Aim:
Only the number is wanted: how many lines hold the word "Some"?

Excerpted records:
-*-

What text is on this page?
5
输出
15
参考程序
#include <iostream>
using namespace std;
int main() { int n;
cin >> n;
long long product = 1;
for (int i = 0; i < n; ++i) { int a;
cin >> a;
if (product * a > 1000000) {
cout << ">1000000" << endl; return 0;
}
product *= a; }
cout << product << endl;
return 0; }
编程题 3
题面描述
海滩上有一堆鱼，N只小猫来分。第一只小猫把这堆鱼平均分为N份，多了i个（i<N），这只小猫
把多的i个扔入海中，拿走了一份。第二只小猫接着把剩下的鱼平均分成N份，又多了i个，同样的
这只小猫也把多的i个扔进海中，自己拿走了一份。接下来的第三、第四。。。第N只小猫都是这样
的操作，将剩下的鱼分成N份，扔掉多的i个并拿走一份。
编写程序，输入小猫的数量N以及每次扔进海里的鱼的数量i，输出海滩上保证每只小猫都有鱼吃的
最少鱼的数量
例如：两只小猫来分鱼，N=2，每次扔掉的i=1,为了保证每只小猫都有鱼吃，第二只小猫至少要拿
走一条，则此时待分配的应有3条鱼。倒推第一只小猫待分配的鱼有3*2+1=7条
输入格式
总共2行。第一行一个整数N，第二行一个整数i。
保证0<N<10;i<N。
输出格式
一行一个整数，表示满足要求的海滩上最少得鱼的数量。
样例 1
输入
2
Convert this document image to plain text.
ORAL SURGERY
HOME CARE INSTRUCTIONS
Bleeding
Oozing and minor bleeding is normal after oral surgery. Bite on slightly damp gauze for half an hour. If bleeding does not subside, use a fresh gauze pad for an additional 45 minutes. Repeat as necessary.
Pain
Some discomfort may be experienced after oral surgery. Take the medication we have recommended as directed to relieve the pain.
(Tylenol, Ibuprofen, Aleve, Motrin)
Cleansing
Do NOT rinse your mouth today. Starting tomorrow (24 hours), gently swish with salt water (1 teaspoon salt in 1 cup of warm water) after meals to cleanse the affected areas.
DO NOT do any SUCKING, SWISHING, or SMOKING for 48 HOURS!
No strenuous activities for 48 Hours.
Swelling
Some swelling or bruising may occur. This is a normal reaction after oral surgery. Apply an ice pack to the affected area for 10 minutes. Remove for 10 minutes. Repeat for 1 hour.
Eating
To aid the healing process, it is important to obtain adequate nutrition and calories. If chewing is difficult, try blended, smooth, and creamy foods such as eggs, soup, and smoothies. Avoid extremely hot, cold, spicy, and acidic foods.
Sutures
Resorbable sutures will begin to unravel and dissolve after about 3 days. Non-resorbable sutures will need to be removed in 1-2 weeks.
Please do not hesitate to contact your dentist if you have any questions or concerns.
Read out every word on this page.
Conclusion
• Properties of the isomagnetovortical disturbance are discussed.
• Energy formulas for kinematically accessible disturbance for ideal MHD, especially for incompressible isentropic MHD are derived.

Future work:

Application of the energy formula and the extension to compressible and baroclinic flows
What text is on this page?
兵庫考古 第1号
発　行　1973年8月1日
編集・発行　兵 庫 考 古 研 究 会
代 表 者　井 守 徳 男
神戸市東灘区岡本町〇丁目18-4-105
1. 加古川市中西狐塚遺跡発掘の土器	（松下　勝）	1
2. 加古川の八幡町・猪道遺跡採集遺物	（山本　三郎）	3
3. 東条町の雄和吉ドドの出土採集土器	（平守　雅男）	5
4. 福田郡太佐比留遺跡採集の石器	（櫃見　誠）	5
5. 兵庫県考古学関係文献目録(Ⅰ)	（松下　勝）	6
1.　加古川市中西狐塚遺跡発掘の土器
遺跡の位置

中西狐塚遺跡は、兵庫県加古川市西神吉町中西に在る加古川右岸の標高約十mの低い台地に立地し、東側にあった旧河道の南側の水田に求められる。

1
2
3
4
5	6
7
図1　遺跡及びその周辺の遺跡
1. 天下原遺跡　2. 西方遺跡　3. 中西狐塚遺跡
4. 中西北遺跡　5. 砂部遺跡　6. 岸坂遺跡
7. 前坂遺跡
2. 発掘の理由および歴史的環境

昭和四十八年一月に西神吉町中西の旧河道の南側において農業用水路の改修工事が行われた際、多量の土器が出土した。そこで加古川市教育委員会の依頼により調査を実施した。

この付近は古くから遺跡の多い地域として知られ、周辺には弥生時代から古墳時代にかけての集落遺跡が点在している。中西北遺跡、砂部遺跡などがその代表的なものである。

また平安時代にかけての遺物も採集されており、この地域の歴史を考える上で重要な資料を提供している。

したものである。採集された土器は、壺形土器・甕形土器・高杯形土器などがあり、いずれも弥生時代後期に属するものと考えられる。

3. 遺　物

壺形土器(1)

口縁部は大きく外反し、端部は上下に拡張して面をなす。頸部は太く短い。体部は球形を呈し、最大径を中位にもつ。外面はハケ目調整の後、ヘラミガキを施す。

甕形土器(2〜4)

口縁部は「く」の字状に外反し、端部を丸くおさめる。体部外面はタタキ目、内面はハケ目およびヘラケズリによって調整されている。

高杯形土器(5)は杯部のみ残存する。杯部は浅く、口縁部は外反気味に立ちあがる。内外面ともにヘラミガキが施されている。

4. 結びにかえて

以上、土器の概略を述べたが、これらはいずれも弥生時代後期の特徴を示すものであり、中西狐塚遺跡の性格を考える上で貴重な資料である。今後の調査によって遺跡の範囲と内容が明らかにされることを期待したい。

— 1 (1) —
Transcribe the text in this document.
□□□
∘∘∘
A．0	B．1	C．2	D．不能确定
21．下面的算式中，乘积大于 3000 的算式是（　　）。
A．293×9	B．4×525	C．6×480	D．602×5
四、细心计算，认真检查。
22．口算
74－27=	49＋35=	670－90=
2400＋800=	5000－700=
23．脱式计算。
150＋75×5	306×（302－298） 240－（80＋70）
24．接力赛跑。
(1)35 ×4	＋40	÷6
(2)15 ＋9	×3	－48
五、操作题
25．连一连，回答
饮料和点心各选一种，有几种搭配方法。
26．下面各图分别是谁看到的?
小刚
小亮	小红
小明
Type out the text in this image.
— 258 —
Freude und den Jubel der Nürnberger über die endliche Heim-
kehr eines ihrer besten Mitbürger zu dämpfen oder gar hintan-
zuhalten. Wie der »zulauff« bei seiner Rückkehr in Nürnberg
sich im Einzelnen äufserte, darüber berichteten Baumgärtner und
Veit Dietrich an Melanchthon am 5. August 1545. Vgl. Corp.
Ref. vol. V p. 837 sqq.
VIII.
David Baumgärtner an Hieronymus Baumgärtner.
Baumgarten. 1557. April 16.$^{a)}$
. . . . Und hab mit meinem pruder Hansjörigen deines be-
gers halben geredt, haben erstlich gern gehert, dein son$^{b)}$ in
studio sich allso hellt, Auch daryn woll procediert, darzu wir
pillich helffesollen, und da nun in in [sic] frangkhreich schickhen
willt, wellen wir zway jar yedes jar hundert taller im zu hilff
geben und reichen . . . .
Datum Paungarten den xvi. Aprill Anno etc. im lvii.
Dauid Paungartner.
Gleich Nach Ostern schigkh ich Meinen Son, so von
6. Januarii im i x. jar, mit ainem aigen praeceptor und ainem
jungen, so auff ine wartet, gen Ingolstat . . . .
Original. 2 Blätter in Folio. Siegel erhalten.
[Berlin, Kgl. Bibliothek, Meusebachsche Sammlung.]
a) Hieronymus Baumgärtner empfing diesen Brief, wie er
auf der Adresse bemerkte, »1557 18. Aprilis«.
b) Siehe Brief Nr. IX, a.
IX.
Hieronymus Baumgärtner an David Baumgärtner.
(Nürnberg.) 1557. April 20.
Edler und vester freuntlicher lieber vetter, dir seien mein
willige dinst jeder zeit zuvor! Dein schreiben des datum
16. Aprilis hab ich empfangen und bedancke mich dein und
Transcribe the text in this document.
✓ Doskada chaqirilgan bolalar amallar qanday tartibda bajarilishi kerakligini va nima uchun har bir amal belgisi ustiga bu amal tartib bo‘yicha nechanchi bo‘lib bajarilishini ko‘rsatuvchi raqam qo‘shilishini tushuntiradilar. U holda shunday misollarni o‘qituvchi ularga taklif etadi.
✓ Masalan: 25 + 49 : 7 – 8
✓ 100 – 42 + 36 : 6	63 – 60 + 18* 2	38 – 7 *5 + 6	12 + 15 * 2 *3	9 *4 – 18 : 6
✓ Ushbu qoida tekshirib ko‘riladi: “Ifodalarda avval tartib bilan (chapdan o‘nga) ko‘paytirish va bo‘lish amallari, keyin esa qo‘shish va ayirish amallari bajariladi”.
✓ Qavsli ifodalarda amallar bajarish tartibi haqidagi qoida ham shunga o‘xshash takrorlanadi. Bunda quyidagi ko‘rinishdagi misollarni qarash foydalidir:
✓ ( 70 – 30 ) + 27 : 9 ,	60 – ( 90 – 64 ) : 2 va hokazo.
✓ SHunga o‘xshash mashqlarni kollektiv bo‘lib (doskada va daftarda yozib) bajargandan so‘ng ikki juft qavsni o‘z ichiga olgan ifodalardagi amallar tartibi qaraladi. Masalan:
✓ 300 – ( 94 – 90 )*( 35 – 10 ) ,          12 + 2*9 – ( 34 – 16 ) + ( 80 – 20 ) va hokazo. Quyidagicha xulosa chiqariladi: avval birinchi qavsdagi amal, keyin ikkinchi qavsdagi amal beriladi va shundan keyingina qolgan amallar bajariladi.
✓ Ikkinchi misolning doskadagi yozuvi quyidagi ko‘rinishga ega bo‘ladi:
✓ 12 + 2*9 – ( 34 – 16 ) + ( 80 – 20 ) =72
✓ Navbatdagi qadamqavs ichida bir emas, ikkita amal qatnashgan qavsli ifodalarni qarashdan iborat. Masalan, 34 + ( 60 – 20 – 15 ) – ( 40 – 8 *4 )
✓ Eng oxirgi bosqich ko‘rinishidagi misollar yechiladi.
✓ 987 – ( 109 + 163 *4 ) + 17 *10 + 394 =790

-*-

Task result:
2